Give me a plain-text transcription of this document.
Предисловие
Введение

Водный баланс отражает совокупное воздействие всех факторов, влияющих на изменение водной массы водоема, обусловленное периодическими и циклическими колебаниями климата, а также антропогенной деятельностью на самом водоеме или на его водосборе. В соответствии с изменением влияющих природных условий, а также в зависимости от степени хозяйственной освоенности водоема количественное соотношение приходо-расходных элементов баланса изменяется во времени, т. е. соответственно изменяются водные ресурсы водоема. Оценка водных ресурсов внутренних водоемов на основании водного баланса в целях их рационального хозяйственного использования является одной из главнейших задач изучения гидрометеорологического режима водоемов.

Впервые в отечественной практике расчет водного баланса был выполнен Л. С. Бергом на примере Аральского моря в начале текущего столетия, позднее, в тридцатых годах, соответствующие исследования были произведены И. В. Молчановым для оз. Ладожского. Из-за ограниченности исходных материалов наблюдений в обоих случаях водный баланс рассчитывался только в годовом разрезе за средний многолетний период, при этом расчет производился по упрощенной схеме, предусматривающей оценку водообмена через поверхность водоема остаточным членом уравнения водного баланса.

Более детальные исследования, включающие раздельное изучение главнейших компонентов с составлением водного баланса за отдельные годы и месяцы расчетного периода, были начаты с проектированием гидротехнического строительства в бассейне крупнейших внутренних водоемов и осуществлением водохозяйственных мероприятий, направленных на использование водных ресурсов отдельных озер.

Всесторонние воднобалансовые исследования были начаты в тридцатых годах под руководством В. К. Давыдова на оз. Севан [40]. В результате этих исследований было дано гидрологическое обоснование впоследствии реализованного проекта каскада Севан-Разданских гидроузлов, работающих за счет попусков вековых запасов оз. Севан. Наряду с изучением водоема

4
━━━━━━━━━━━━━━━━━━━━
Task: From the listing above, extract all records word for word.

Task solution:
Give me a plain-text transcription of this document.
Предисловие
Введение

Водный баланс отражает совокупное воздействие всех факторов, влияющих на изменение водной массы водоема, обусловленное периодическими и циклическими колебаниями климата, а также антропогенной деятельностью на самом водоеме или на его водосборе. В соответствии с изменением влияющих природных условий, а также в зависимости от степени хозяйственной освоенности водоема количественное соотношение приходо-расходных элементов баланса изменяется во времени, т. е. соответственно изменяются водные ресурсы водоема. Оценка водных ресурсов внутренних водоемов на основании водного баланса в целях их рационального хозяйственного использования является одной из главнейших задач изучения гидрометеорологического режима водоемов.

Впервые в отечественной практике расчет водного баланса был выполнен Л. С. Бергом на примере Аральского моря в начале текущего столетия, позднее, в тридцатых годах, соответствующие исследования были произведены И. В. Молчановым для оз. Ладожского. Из-за ограниченности исходных материалов наблюдений в обоих случаях водный баланс рассчитывался только в годовом разрезе за средний многолетний период, при этом расчет производился по упрощенной схеме, предусматривающей оценку водообмена через поверхность водоема остаточным членом уравнения водного баланса.

Более детальные исследования, включающие раздельное изучение главнейших компонентов с составлением водного баланса за отдельные годы и месяцы расчетного периода, были начаты с проектированием гидротехнического строительства в бассейне крупнейших внутренних водоемов и осуществлением водохозяйственных мероприятий, направленных на использование водных ресурсов отдельных озер.

Всесторонние воднобалансовые исследования были начаты в тридцатых годах под руководством В. К. Давыдова на оз. Севан [40]. В результате этих исследований было дано гидрологическое обоснование впоследствии реализованного проекта каскада Севан-Разданских гидроузлов, работающих за счет попусков вековых запасов оз. Севан. Наряду с изучением водоема

4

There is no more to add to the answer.